- _WHAT THE TASK ASKS_: All of the material should be reproduced exactly, with pictures left out.

- _MATERIAL FOR THIS EXERCISE_:
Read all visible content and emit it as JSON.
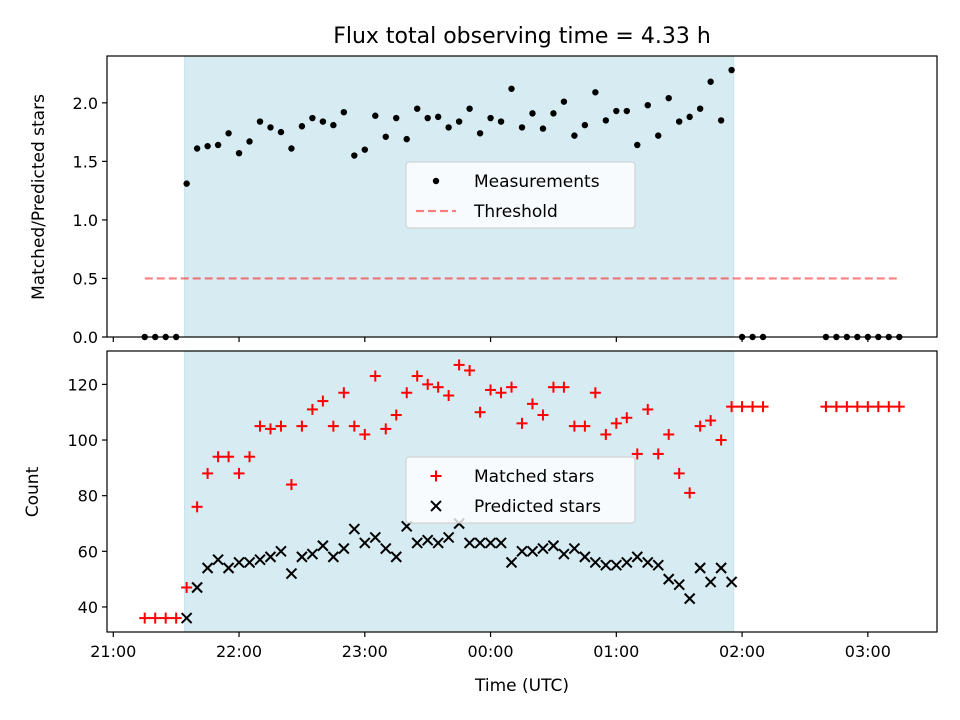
{
  "chart_data": [
    {
      "type": "scatter",
      "title": "Flux total observing time = 4.33 h",
      "xlabel": "",
      "ylabel": "Matched/Predicted stars",
      "xlim": [
        "20:57",
        "03:33"
      ],
      "ylim": [
        0,
        2.4
      ],
      "yticks": [
        "0.0",
        "0.5",
        "1.0",
        "1.5",
        "2.0"
      ],
      "shaded_interval": [
        "21:34",
        "01:56"
      ],
      "legend_position": "center",
      "series": [
        {
          "name": "Measurements",
          "marker": "dot",
          "color": "#000000",
          "x": [
            "21:15",
            "21:20",
            "21:25",
            "21:30",
            "21:35",
            "21:40",
            "21:45",
            "21:50",
            "21:55",
            "22:00",
            "22:05",
            "22:10",
            "22:15",
            "22:20",
            "22:25",
            "22:30",
            "22:35",
            "22:40",
            "22:45",
            "22:50",
            "22:55",
            "23:00",
            "23:05",
            "23:10",
            "23:15",
            "23:20",
            "23:25",
            "23:30",
            "23:35",
            "23:40",
            "23:45",
            "23:50",
            "23:55",
            "00:00",
            "00:05",
            "00:10",
            "00:15",
            "00:20",
            "00:25",
            "00:30",
            "00:35",
            "00:40",
            "00:45",
            "00:50",
            "00:55",
            "01:00",
            "01:05",
            "01:10",
            "01:15",
            "01:20",
            "01:25",
            "01:30",
            "01:35",
            "01:40",
            "01:45",
            "01:50",
            "01:55",
            "02:00",
            "02:05",
            "02:10",
            "02:40",
            "02:45",
            "02:50",
            "02:55",
            "03:00",
            "03:05",
            "03:10",
            "03:15"
          ],
          "y": [
            0,
            0,
            0,
            0,
            1.31,
            1.61,
            1.63,
            1.64,
            1.74,
            1.57,
            1.67,
            1.84,
            1.79,
            1.75,
            1.61,
            1.8,
            1.87,
            1.84,
            1.81,
            1.92,
            1.55,
            1.6,
            1.89,
            1.71,
            1.87,
            1.69,
            1.95,
            1.87,
            1.88,
            1.79,
            1.84,
            1.95,
            1.74,
            1.87,
            1.84,
            2.12,
            1.79,
            1.91,
            1.78,
            1.91,
            2.01,
            1.72,
            1.81,
            2.09,
            1.85,
            1.93,
            1.93,
            1.64,
            1.98,
            1.72,
            2.04,
            1.84,
            1.88,
            1.95,
            2.18,
            1.85,
            2.28,
            0,
            0,
            0,
            0,
            0,
            0,
            0,
            0,
            0,
            0,
            0
          ]
        },
        {
          "name": "Threshold",
          "line_style": "dashed",
          "color": "#f08080",
          "x": [
            "21:15",
            "03:15"
          ],
          "y": [
            0.5,
            0.5
          ]
        }
      ]
    },
    {
      "type": "scatter",
      "title": "",
      "xlabel": "Time (UTC)",
      "ylabel": "Count",
      "xlim": [
        "20:57",
        "03:33"
      ],
      "ylim": [
        31,
        132
      ],
      "yticks": [
        "40",
        "60",
        "80",
        "100",
        "120"
      ],
      "xticks": [
        "21:00",
        "22:00",
        "23:00",
        "00:00",
        "01:00",
        "02:00",
        "03:00"
      ],
      "shaded_interval": [
        "21:34",
        "01:56"
      ],
      "legend_position": "center",
      "series": [
        {
          "name": "Matched stars",
          "marker": "plus",
          "color": "#ff0000",
          "x": [
            "21:15",
            "21:20",
            "21:25",
            "21:30",
            "21:35",
            "21:40",
            "21:45",
            "21:50",
            "21:55",
            "22:00",
            "22:05",
            "22:10",
            "22:15",
            "22:20",
            "22:25",
            "22:30",
            "22:35",
            "22:40",
            "22:45",
            "22:50",
            "22:55",
            "23:00",
            "23:05",
            "23:10",
            "23:15",
            "23:20",
            "23:25",
            "23:30",
            "23:35",
            "23:40",
            "23:45",
            "23:50",
            "23:55",
            "00:00",
            "00:05",
            "00:10",
            "00:15",
            "00:20",
            "00:25",
            "00:30",
            "00:35",
            "00:40",
            "00:45",
            "00:50",
            "00:55",
            "01:00",
            "01:05",
            "01:10",
            "01:15",
            "01:20",
            "01:25",
            "01:30",
            "01:35",
            "01:40",
            "01:45",
            "01:50",
            "01:55",
            "02:00",
            "02:05",
            "02:10",
            "02:40",
            "02:45",
            "02:50",
            "02:55",
            "03:00",
            "03:05",
            "03:10",
            "03:15"
          ],
          "y": [
            36,
            36,
            36,
            36,
            47,
            76,
            88,
            94,
            94,
            88,
            94,
            105,
            104,
            105,
            84,
            105,
            111,
            114,
            105,
            117,
            105,
            102,
            123,
            104,
            109,
            117,
            123,
            120,
            119,
            116,
            127,
            125,
            110,
            118,
            117,
            119,
            106,
            113,
            109,
            119,
            119,
            105,
            105,
            117,
            102,
            106,
            108,
            95,
            111,
            95,
            102,
            88,
            81,
            105,
            107,
            100,
            112,
            112,
            112,
            112,
            112,
            112,
            112,
            112,
            112,
            112,
            112,
            112
          ]
        },
        {
          "name": "Predicted stars",
          "marker": "x",
          "color": "#000000",
          "x": [
            "21:35",
            "21:40",
            "21:45",
            "21:50",
            "21:55",
            "22:00",
            "22:05",
            "22:10",
            "22:15",
            "22:20",
            "22:25",
            "22:30",
            "22:35",
            "22:40",
            "22:45",
            "22:50",
            "22:55",
            "23:00",
            "23:05",
            "23:10",
            "23:15",
            "23:20",
            "23:25",
            "23:30",
            "23:35",
            "23:40",
            "23:45",
            "23:50",
            "23:55",
            "00:00",
            "00:05",
            "00:10",
            "00:15",
            "00:20",
            "00:25",
            "00:30",
            "00:35",
            "00:40",
            "00:45",
            "00:50",
            "00:55",
            "01:00",
            "01:05",
            "01:10",
            "01:15",
            "01:20",
            "01:25",
            "01:30",
            "01:35",
            "01:40",
            "01:45",
            "01:50",
            "01:55"
          ],
          "y": [
            36,
            47,
            54,
            57,
            54,
            56,
            56,
            57,
            58,
            60,
            52,
            58,
            59,
            62,
            58,
            61,
            68,
            63,
            65,
            61,
            58,
            69,
            63,
            64,
            63,
            65,
            70,
            63,
            63,
            63,
            63,
            56,
            60,
            60,
            61,
            62,
            59,
            61,
            58,
            56,
            55,
            55,
            56,
            58,
            56,
            55,
            50,
            48,
            43,
            54,
            49,
            54,
            49
          ]
        }
      ]
    }
  ],
  "colors": {
    "span": "#add8e6",
    "span_alpha": 0.5,
    "threshold": "#ff0000",
    "threshold_alpha": 0.5
  }
}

- _IN RESPONSE_:
Read all visible content and emit it as JSON.
{
  "chart_data": [
    {
      "type": "scatter",
      "title": "Flux total observing time = 4.33 h",
      "xlabel": "",
      "ylabel": "Matched/Predicted stars",
      "xlim": [
        "20:57",
        "03:33"
      ],
      "ylim": [
        0,
        2.4
      ],
      "yticks": [
        "0.0",
        "0.5",
        "1.0",
        "1.5",
        "2.0"
      ],
      "shaded_interval": [
        "21:34",
        "01:56"
      ],
      "legend_position": "center",
      "series": [
        {
          "name": "Measurements",
          "marker": "dot",
          "color": "#000000",
          "x": [
            "21:15",
            "21:20",
            "21:25",
            "21:30",
            "21:35",
            "21:40",
            "21:45",
            "21:50",
            "21:55",
            "22:00",
            "22:05",
            "22:10",
            "22:15",
            "22:20",
            "22:25",
            "22:30",
            "22:35",
            "22:40",
            "22:45",
            "22:50",
            "22:55",
            "23:00",
            "23:05",
            "23:10",
            "23:15",
            "23:20",
            "23:25",
            "23:30",
            "23:35",
            "23:40",
            "23:45",
            "23:50",
            "23:55",
            "00:00",
            "00:05",
            "00:10",
            "00:15",
            "00:20",
            "00:25",
            "00:30",
            "00:35",
            "00:40",
            "00:45",
            "00:50",
            "00:55",
            "01:00",
            "01:05",
            "01:10",
            "01:15",
            "01:20",
            "01:25",
            "01:30",
            "01:35",
            "01:40",
            "01:45",
            "01:50",
            "01:55",
            "02:00",
            "02:05",
            "02:10",
            "02:40",
            "02:45",
            "02:50",
            "02:55",
            "03:00",
            "03:05",
            "03:10",
            "03:15"
          ],
          "y": [
            0,
            0,
            0,
            0,
            1.31,
            1.61,
            1.63,
            1.64,
            1.74,
            1.57,
            1.67,
            1.84,
            1.79,
            1.75,
            1.61,
            1.8,
            1.87,
            1.84,
            1.81,
            1.92,
            1.55,
            1.6,
            1.89,
            1.71,
            1.87,
            1.69,
            1.95,
            1.87,
            1.88,
            1.79,
            1.84,
            1.95,
            1.74,
            1.87,
            1.84,
            2.12,
            1.79,
            1.91,
            1.78,
            1.91,
            2.01,
            1.72,
            1.81,
            2.09,
            1.85,
            1.93,
            1.93,
            1.64,
            1.98,
            1.72,
            2.04,
            1.84,
            1.88,
            1.95,
            2.18,
            1.85,
            2.28,
            0,
            0,
            0,
            0,
            0,
            0,
            0,
            0,
            0,
            0,
            0
          ]
        },
        {
          "name": "Threshold",
          "line_style": "dashed",
          "color": "#f08080",
          "x": [
            "21:15",
            "03:15"
          ],
          "y": [
            0.5,
            0.5
          ]
        }
      ]
    },
    {
      "type": "scatter",
      "title": "",
      "xlabel": "Time (UTC)",
      "ylabel": "Count",
      "xlim": [
        "20:57",
        "03:33"
      ],
      "ylim": [
        31,
        132
      ],
      "yticks": [
        "40",
        "60",
        "80",
        "100",
        "120"
      ],
      "xticks": [
        "21:00",
        "22:00",
        "23:00",
        "00:00",
        "01:00",
        "02:00",
        "03:00"
      ],
      "shaded_interval": [
        "21:34",
        "01:56"
      ],
      "legend_position": "center",
      "series": [
        {
          "name": "Matched stars",
          "marker": "plus",
          "color": "#ff0000",
          "x": [
            "21:15",
            "21:20",
            "21:25",
            "21:30",
            "21:35",
            "21:40",
            "21:45",
            "21:50",
            "21:55",
            "22:00",
            "22:05",
            "22:10",
            "22:15",
            "22:20",
            "22:25",
            "22:30",
            "22:35",
            "22:40",
            "22:45",
            "22:50",
            "22:55",
            "23:00",
            "23:05",
            "23:10",
            "23:15",
            "23:20",
            "23:25",
            "23:30",
            "23:35",
            "23:40",
            "23:45",
            "23:50",
            "23:55",
            "00:00",
            "00:05",
            "00:10",
            "00:15",
            "00:20",
            "00:25",
            "00:30",
            "00:35",
            "00:40",
            "00:45",
            "00:50",
            "00:55",
            "01:00",
            "01:05",
            "01:10",
            "01:15",
            "01:20",
            "01:25",
            "01:30",
            "01:35",
            "01:40",
            "01:45",
            "01:50",
            "01:55",
            "02:00",
            "02:05",
            "02:10",
            "02:40",
            "02:45",
            "02:50",
            "02:55",
            "03:00",
            "03:05",
            "03:10",
            "03:15"
          ],
          "y": [
            36,
            36,
            36,
            36,
            47,
            76,
            88,
            94,
            94,
            88,
            94,
            105,
            104,
            105,
            84,
            105,
            111,
            114,
            105,
            117,
            105,
            102,
            123,
            104,
            109,
            117,
            123,
            120,
            119,
            116,
            127,
            125,
            110,
            118,
            117,
            119,
            106,
            113,
            109,
            119,
            119,
            105,
            105,
            117,
            102,
            106,
            108,
            95,
            111,
            95,
            102,
            88,
            81,
            105,
            107,
            100,
            112,
            112,
            112,
            112,
            112,
            112,
            112,
            112,
            112,
            112,
            112,
            112
          ]
        },
        {
          "name": "Predicted stars",
          "marker": "x",
          "color": "#000000",
          "x": [
            "21:35",
            "21:40",
            "21:45",
            "21:50",
            "21:55",
            "22:00",
            "22:05",
            "22:10",
            "22:15",
            "22:20",
            "22:25",
            "22:30",
            "22:35",
            "22:40",
            "22:45",
            "22:50",
            "22:55",
            "23:00",
            "23:05",
            "23:10",
            "23:15",
            "23:20",
            "23:25",
            "23:30",
            "23:35",
            "23:40",
            "23:45",
            "23:50",
            "23:55",
            "00:00",
            "00:05",
            "00:10",
            "00:15",
            "00:20",
            "00:25",
            "00:30",
            "00:35",
            "00:40",
            "00:45",
            "00:50",
            "00:55",
            "01:00",
            "01:05",
            "01:10",
            "01:15",
            "01:20",
            "01:25",
            "01:30",
            "01:35",
            "01:40",
            "01:45",
            "01:50",
            "01:55"
          ],
          "y": [
            36,
            47,
            54,
            57,
            54,
            56,
            56,
            57,
            58,
            60,
            52,
            58,
            59,
            62,
            58,
            61,
            68,
            63,
            65,
            61,
            58,
            69,
            63,
            64,
            63,
            65,
            70,
            63,
            63,
            63,
            63,
            56,
            60,
            60,
            61,
            62,
            59,
            61,
            58,
            56,
            55,
            55,
            56,
            58,
            56,
            55,
            50,
            48,
            43,
            54,
            49,
            54,
            49
          ]
        }
      ]
    }
  ],
  "colors": {
    "span": "#add8e6",
    "span_alpha": 0.5,
    "threshold": "#ff0000",
    "threshold_alpha": 0.5
  }
}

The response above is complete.